▶ [DIRECTION]: Check each line for the string "type" and give only the count of lines that have it.

==================================================

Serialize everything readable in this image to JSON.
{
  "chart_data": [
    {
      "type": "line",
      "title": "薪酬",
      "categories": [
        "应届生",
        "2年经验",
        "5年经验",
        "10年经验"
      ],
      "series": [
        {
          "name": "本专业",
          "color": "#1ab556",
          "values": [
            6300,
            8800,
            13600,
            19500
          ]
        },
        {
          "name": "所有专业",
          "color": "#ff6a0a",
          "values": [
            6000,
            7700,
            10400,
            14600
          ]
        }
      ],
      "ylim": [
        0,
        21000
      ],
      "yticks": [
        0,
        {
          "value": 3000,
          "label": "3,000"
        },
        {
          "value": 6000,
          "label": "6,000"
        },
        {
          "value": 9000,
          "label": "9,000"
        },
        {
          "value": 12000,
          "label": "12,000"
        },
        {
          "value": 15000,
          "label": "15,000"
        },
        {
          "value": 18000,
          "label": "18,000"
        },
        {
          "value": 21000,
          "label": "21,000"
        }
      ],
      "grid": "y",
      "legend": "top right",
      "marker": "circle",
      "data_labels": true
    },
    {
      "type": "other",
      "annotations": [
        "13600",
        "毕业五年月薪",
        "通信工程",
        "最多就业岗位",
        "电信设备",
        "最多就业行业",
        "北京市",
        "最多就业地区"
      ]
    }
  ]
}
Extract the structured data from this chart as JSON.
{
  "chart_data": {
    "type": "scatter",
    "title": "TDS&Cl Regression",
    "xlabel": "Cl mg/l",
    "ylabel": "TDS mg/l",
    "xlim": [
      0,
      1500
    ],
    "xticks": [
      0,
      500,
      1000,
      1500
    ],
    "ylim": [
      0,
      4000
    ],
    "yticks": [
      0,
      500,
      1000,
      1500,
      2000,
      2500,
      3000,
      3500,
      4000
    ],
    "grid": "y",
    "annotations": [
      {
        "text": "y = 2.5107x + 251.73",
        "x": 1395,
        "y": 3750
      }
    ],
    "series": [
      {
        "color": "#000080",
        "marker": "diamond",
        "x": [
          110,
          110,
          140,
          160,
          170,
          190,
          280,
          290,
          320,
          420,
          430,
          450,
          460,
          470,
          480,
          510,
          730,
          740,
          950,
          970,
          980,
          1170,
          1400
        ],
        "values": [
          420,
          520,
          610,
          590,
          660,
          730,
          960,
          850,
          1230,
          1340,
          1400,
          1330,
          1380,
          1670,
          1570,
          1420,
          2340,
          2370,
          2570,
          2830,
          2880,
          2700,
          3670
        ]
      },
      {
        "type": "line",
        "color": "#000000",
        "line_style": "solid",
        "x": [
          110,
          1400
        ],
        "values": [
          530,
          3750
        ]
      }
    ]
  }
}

==================================================

▶ [SOLUTION TO THE EXERCISE]: 4